* START Materials provided *
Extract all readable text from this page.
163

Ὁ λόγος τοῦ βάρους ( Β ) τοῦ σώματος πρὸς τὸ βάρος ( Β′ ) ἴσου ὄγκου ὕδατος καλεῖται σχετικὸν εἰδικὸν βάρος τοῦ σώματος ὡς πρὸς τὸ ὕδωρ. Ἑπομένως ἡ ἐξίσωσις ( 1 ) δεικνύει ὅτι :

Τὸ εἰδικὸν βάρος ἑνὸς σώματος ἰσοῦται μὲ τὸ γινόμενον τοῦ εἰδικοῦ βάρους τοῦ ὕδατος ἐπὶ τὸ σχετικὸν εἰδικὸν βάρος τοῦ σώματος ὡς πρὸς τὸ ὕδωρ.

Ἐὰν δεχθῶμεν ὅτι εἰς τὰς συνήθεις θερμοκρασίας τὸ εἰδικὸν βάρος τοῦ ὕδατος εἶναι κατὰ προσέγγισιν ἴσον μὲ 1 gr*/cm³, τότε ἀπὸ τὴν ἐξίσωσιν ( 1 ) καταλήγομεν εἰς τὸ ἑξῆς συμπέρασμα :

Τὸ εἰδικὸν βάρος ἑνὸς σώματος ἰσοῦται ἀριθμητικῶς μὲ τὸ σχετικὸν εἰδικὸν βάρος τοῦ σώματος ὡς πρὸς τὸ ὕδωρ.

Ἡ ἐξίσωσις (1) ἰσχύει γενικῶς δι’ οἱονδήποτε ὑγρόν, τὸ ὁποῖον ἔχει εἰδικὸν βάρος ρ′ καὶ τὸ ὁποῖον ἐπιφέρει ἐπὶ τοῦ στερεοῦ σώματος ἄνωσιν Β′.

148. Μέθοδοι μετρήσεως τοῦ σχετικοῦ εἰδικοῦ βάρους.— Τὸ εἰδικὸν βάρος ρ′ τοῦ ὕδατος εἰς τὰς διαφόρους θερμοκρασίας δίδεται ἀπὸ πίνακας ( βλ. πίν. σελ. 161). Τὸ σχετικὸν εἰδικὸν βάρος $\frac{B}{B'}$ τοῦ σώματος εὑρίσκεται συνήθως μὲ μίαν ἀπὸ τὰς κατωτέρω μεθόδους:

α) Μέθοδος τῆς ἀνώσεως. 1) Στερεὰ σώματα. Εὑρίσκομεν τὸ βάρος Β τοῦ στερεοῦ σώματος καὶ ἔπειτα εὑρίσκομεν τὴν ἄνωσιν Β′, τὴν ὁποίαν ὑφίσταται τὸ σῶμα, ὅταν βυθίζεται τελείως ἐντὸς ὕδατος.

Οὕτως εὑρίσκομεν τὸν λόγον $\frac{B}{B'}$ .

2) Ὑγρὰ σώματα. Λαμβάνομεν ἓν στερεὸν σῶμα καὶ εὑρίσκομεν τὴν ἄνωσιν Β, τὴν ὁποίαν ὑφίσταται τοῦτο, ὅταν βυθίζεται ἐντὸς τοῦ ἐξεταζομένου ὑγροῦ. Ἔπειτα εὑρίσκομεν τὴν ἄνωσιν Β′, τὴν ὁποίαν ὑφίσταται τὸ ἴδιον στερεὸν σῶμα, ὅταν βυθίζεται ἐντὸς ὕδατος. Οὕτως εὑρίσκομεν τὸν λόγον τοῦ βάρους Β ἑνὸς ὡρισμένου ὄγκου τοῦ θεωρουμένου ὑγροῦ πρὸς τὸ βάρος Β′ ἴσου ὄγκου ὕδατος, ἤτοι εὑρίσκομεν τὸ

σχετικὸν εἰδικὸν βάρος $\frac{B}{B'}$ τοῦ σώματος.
* END Materials provided *
* START Materials provided *
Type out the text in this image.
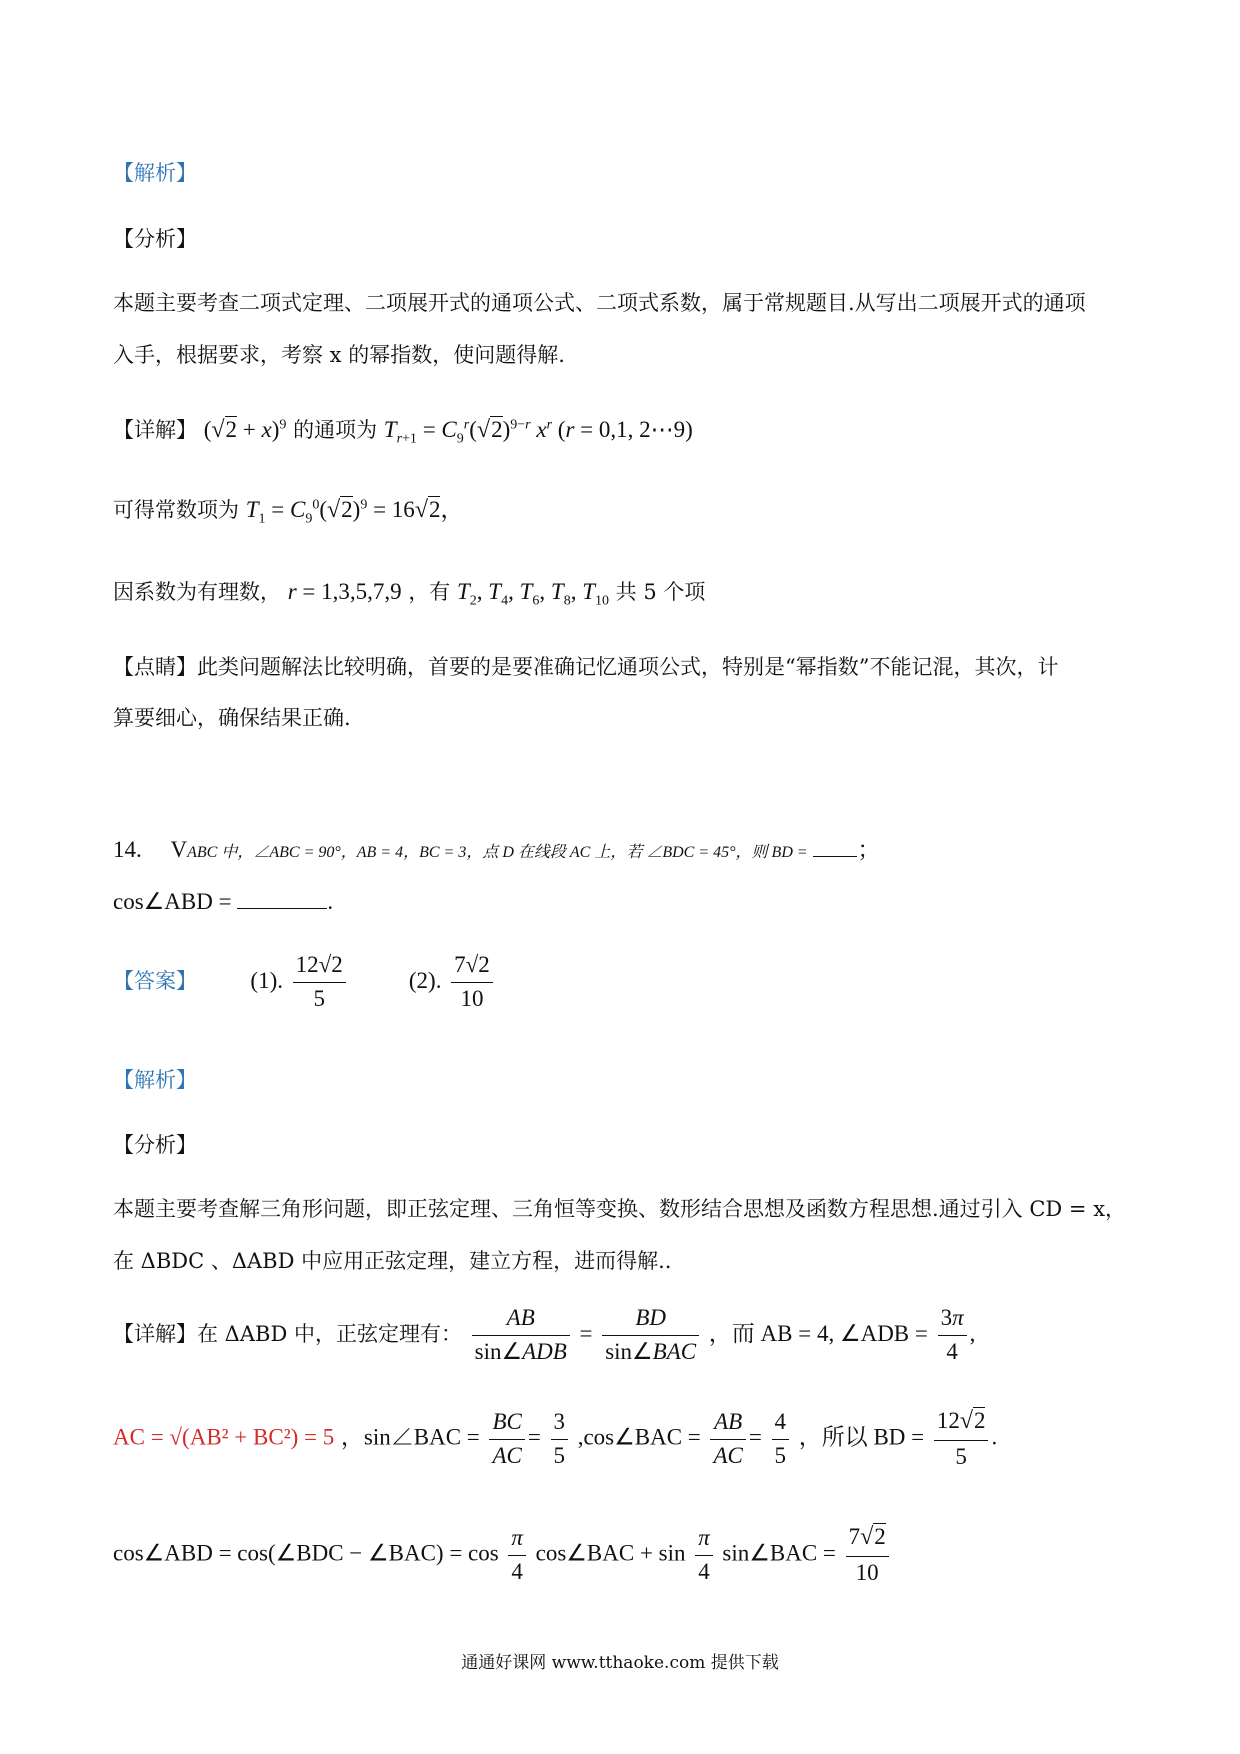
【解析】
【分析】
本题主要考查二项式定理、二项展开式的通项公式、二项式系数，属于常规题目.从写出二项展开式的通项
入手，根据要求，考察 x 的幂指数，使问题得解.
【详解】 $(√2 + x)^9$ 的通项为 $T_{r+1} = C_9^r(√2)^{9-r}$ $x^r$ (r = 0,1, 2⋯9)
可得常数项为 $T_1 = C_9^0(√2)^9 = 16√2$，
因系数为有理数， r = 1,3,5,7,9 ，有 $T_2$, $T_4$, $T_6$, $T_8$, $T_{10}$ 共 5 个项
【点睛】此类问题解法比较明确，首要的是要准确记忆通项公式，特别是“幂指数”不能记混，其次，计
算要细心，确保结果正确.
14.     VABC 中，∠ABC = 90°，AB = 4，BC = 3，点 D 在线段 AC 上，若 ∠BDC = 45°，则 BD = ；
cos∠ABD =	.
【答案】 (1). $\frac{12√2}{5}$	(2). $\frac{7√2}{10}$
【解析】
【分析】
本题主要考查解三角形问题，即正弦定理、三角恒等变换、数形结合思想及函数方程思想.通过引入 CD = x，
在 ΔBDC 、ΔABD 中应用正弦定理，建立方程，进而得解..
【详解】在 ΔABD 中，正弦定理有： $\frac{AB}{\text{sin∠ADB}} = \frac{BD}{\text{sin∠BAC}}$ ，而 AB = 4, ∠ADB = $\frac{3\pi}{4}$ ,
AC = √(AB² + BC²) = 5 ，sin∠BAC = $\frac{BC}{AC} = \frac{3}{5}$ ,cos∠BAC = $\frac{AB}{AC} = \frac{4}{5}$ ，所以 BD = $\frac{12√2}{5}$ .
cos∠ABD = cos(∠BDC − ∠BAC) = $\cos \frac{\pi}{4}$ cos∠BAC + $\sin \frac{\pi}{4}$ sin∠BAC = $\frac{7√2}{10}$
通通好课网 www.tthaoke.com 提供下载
* END Materials provided *
• [Problem to work on]: Pick each line holding the word "this" out of the data and copy it.

• [Final result]:
Extract all readable text from this page.
Type out the text in this image.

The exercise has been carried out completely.